Records excerpted from a collection:
■ ■ ■ ■ ■

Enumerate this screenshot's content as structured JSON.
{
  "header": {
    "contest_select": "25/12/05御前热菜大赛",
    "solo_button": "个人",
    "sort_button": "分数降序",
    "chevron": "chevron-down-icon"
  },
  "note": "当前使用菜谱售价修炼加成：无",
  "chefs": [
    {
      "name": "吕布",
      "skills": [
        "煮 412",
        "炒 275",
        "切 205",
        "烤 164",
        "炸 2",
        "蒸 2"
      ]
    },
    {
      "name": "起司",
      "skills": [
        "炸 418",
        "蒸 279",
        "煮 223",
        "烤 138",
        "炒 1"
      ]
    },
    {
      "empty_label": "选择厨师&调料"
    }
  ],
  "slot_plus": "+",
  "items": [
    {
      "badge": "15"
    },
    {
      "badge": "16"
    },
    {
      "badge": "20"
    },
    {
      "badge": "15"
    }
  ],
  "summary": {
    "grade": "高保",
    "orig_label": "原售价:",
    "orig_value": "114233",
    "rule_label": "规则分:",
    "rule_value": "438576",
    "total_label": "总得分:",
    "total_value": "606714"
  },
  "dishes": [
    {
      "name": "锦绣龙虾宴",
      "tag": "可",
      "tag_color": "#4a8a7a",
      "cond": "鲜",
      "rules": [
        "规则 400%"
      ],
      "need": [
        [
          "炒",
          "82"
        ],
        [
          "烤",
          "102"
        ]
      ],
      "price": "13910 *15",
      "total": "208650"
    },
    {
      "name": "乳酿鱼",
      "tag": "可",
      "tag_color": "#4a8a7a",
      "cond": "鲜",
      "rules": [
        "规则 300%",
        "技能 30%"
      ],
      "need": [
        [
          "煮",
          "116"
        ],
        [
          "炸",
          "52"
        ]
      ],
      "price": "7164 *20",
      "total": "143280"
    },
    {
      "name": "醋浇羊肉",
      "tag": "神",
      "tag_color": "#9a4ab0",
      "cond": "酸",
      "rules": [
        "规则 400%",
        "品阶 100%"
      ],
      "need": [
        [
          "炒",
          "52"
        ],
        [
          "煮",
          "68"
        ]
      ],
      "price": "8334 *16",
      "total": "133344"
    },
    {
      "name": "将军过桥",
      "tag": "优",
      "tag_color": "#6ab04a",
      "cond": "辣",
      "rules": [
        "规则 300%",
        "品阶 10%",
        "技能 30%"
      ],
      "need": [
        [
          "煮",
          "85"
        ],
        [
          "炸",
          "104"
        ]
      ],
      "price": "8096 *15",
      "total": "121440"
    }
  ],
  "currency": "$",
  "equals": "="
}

■ ■ ■ ■ ■

__What you have to do__:
Look over the listing above. Pick out and copy every line that includes "price".

__Full output__:
      "price": "13910 *15",
      "price": "7164 *20",
      "price": "8334 *16",
      "price": "8096 *15",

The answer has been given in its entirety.